Begin
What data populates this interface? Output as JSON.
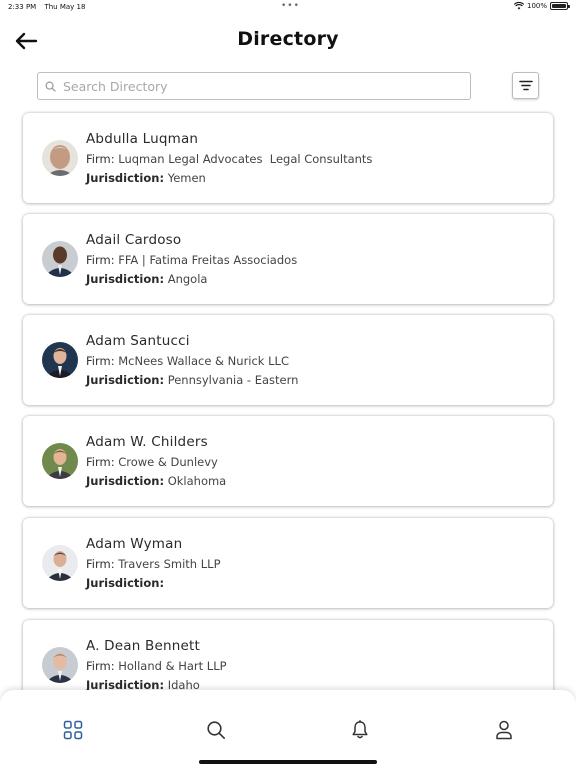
{
  "status_bar": {
    "time": "2:33 PM",
    "date": "Thu May 18",
    "battery": "100%"
  },
  "header": {
    "title": "Directory"
  },
  "search": {
    "placeholder": "Search Directory",
    "value": ""
  },
  "labels": {
    "firm": "Firm:",
    "jurisdiction": "Jurisdiction:"
  },
  "contacts": [
    {
      "name": "Abdulla Luqman",
      "firm": "Luqman Legal Advocates  Legal Consultants",
      "jurisdiction": "Yemen"
    },
    {
      "name": "Adail Cardoso",
      "firm": "FFA | Fatima Freitas Associados",
      "jurisdiction": "Angola"
    },
    {
      "name": "Adam Santucci",
      "firm": "McNees Wallace & Nurick LLC",
      "jurisdiction": "Pennsylvania - Eastern"
    },
    {
      "name": "Adam W. Childers",
      "firm": "Crowe & Dunlevy",
      "jurisdiction": "Oklahoma"
    },
    {
      "name": "Adam Wyman",
      "firm": "Travers Smith LLP",
      "jurisdiction": ""
    },
    {
      "name": "A. Dean Bennett",
      "firm": "Holland & Hart LLP",
      "jurisdiction": "Idaho"
    }
  ],
  "tabs": [
    {
      "name": "home",
      "icon": "grid-icon",
      "active": true
    },
    {
      "name": "search",
      "icon": "search-icon",
      "active": false
    },
    {
      "name": "notifications",
      "icon": "bell-icon",
      "active": false
    },
    {
      "name": "profile",
      "icon": "user-icon",
      "active": false
    }
  ],
  "colors": {
    "accent": "#2f5e9e",
    "tab_inactive": "#333333",
    "card_shadow": "#c8c8c8"
  }
}
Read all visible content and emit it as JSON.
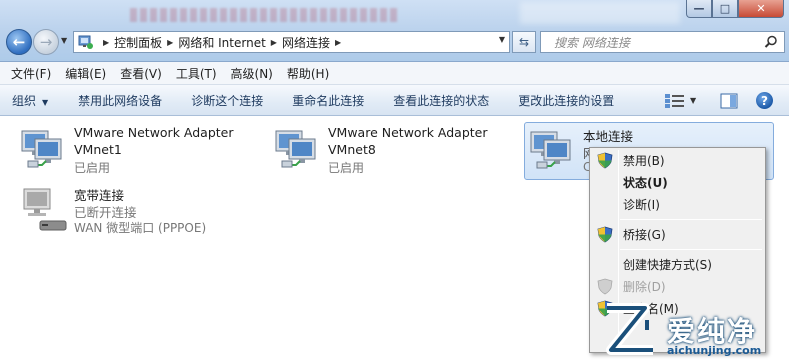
{
  "window": {
    "controls": {
      "minimize": "—",
      "maximize": "□",
      "close": "✕"
    }
  },
  "nav": {
    "back_icon": "back-arrow",
    "forward_icon": "forward-arrow"
  },
  "address": {
    "crumbs": [
      "控制面板",
      "网络和 Internet",
      "网络连接"
    ],
    "separator": "▶"
  },
  "search": {
    "placeholder": "搜索 网络连接"
  },
  "menubar": {
    "items": [
      "文件(F)",
      "编辑(E)",
      "查看(V)",
      "工具(T)",
      "高级(N)",
      "帮助(H)"
    ]
  },
  "commandbar": {
    "organize": "组织",
    "items": [
      "禁用此网络设备",
      "诊断这个连接",
      "重命名此连接",
      "查看此连接的状态",
      "更改此连接的设置"
    ],
    "help": "?"
  },
  "connections": [
    {
      "name": "VMware Network Adapter",
      "line2": "VMnet1",
      "status": "已启用",
      "icon": "network-adapter-icon"
    },
    {
      "name": "VMware Network Adapter",
      "line2": "VMnet8",
      "status": "已启用",
      "icon": "network-adapter-icon"
    },
    {
      "name": "本地连接",
      "line2": "网",
      "status": "C",
      "icon": "network-adapter-icon",
      "selected": true
    },
    {
      "name": "宽带连接",
      "line2": "已断开连接",
      "status": "WAN 微型端口 (PPPOE)",
      "icon": "broadband-icon"
    }
  ],
  "context_menu": {
    "items": [
      "禁用(B)",
      "状态(U)",
      "诊断(I)",
      "桥接(G)",
      "创建快捷方式(S)",
      "删除(D)",
      "重命名(M)"
    ]
  },
  "watermark": {
    "text": "爱纯净",
    "url": "aichunjing.com"
  },
  "colors": {
    "accent": "#1d5aa8",
    "selection": "#d1e3f7",
    "watermark": "#1a5a95"
  }
}
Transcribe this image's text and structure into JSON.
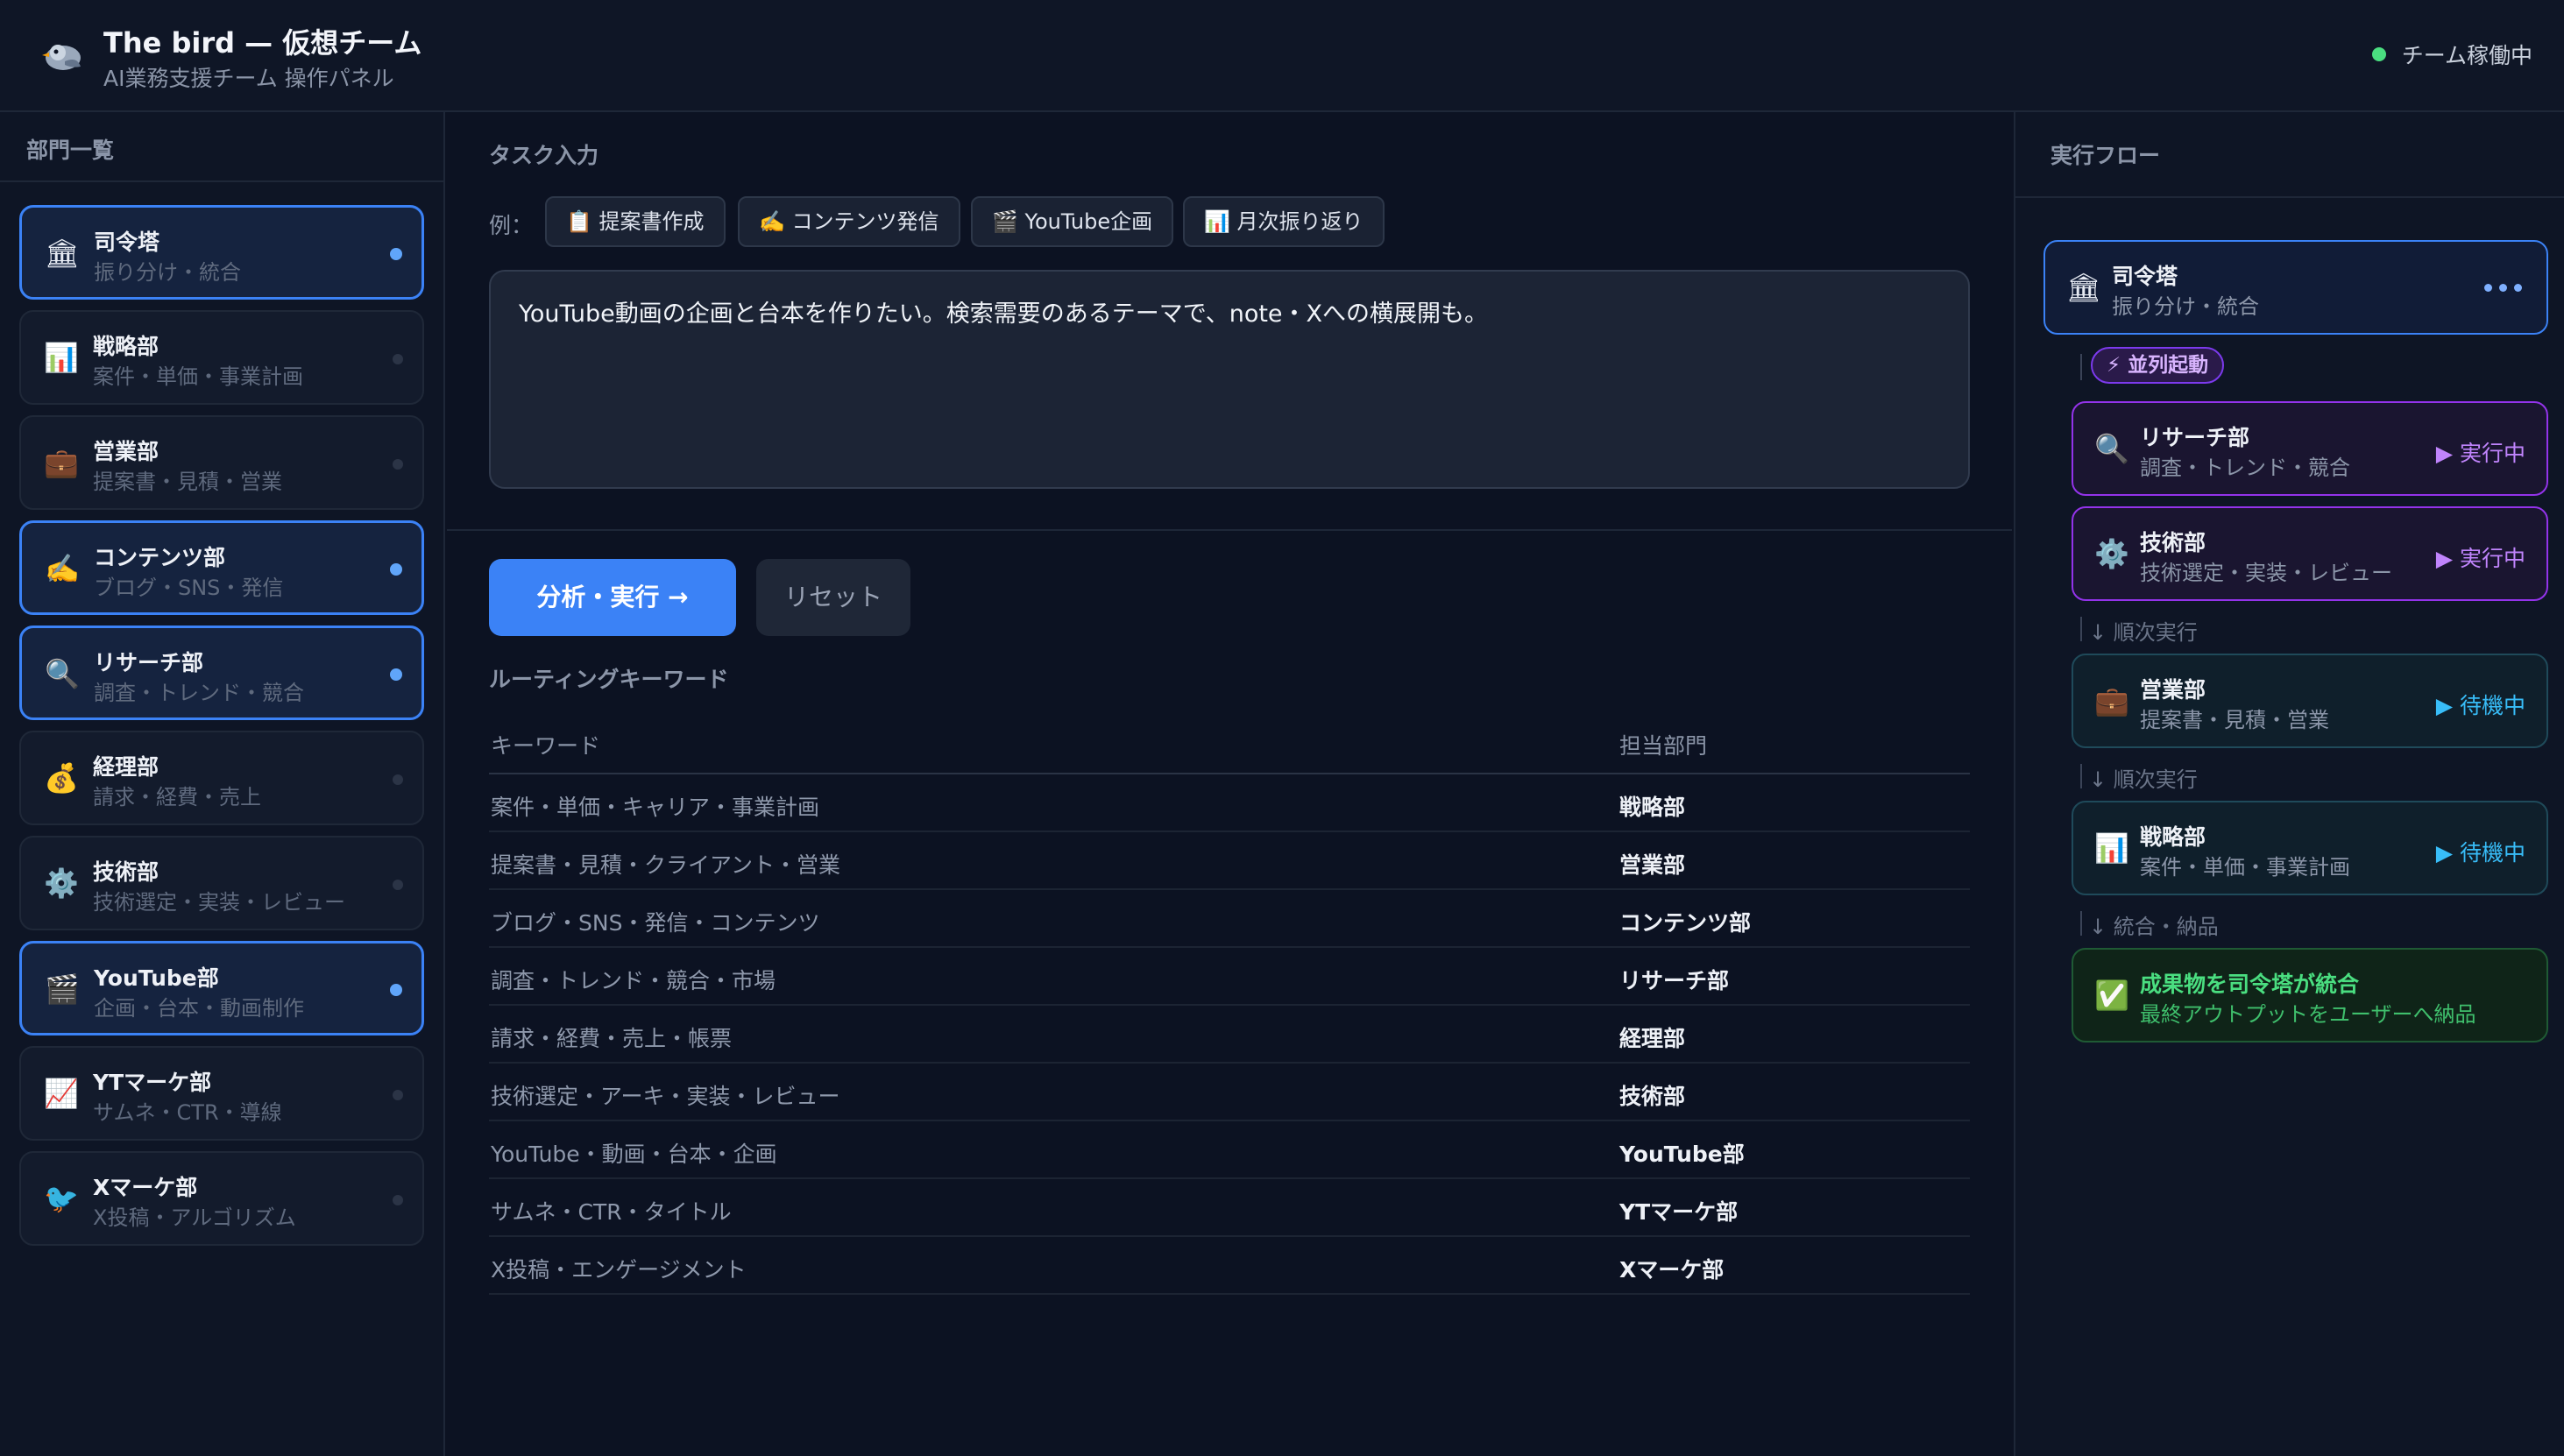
End
## Problem to solve
Reproduce the listing above exactly, excluding all pictures.

## Correct output
What data populates this interface? Output as JSON.
{
  "status_bar": {
    "time": "2:33 PM",
    "date": "Thu May 18",
    "battery": "100%"
  },
  "header": {
    "title": "Directory"
  },
  "search": {
    "placeholder": "Search Directory",
    "value": ""
  },
  "labels": {
    "firm": "Firm:",
    "jurisdiction": "Jurisdiction:"
  },
  "contacts": [
    {
      "name": "Abdulla Luqman",
      "firm": "Luqman Legal Advocates  Legal Consultants",
      "jurisdiction": "Yemen"
    },
    {
      "name": "Adail Cardoso",
      "firm": "FFA | Fatima Freitas Associados",
      "jurisdiction": "Angola"
    },
    {
      "name": "Adam Santucci",
      "firm": "McNees Wallace & Nurick LLC",
      "jurisdiction": "Pennsylvania - Eastern"
    },
    {
      "name": "Adam W. Childers",
      "firm": "Crowe & Dunlevy",
      "jurisdiction": "Oklahoma"
    },
    {
      "name": "Adam Wyman",
      "firm": "Travers Smith LLP",
      "jurisdiction": ""
    },
    {
      "name": "A. Dean Bennett",
      "firm": "Holland & Hart LLP",
      "jurisdiction": "Idaho"
    }
  ],
  "tabs": [
    {
      "name": "home",
      "icon": "grid-icon",
      "active": true
    },
    {
      "name": "search",
      "icon": "search-icon",
      "active": false
    },
    {
      "name": "notifications",
      "icon": "bell-icon",
      "active": false
    },
    {
      "name": "profile",
      "icon": "user-icon",
      "active": false
    }
  ],
  "colors": {
    "accent": "#2f5e9e",
    "tab_inactive": "#333333",
    "card_shadow": "#c8c8c8"
  }
}
Read all visible content and emit it as JSON.
{
  "window": {
    "controls": {
      "minimize": "—",
      "maximize": "□",
      "close": "✕"
    }
  },
  "nav": {
    "back_icon": "back-arrow",
    "forward_icon": "forward-arrow"
  },
  "address": {
    "crumbs": [
      "控制面板",
      "网络和 Internet",
      "网络连接"
    ],
    "separator": "▶"
  },
  "search": {
    "placeholder": "搜索 网络连接"
  },
  "menubar": {
    "items": [
      "文件(F)",
      "编辑(E)",
      "查看(V)",
      "工具(T)",
      "高级(N)",
      "帮助(H)"
    ]
  },
  "commandbar": {
    "organize": "组织",
    "items": [
      "禁用此网络设备",
      "诊断这个连接",
      "重命名此连接",
      "查看此连接的状态",
      "更改此连接的设置"
    ],
    "help": "?"
  },
  "connections": [
    {
      "name": "VMware Network Adapter",
      "line2": "VMnet1",
      "status": "已启用",
      "icon": "network-adapter-icon"
    },
    {
      "name": "VMware Network Adapter",
      "line2": "VMnet8",
      "status": "已启用",
      "icon": "network-adapter-icon"
    },
    {
      "name": "本地连接",
      "line2": "网",
      "status": "C",
      "icon": "network-adapter-icon",
      "selected": true
    },
    {
      "name": "宽带连接",
      "line2": "已断开连接",
      "status": "WAN 微型端口 (PPPOE)",
      "icon": "broadband-icon"
    }
  ],
  "context_menu": {
    "items": [
      "禁用(B)",
      "状态(U)",
      "诊断(I)",
      "桥接(G)",
      "创建快捷方式(S)",
      "删除(D)",
      "重命名(M)"
    ]
  },
  "watermark": {
    "text": "爱纯净",
    "url": "aichunjing.com"
  },
  "colors": {
    "accent": "#1d5aa8",
    "selection": "#d1e3f7",
    "watermark": "#1a5a95"
  }
}
Transcribe this image's text and structure into JSON.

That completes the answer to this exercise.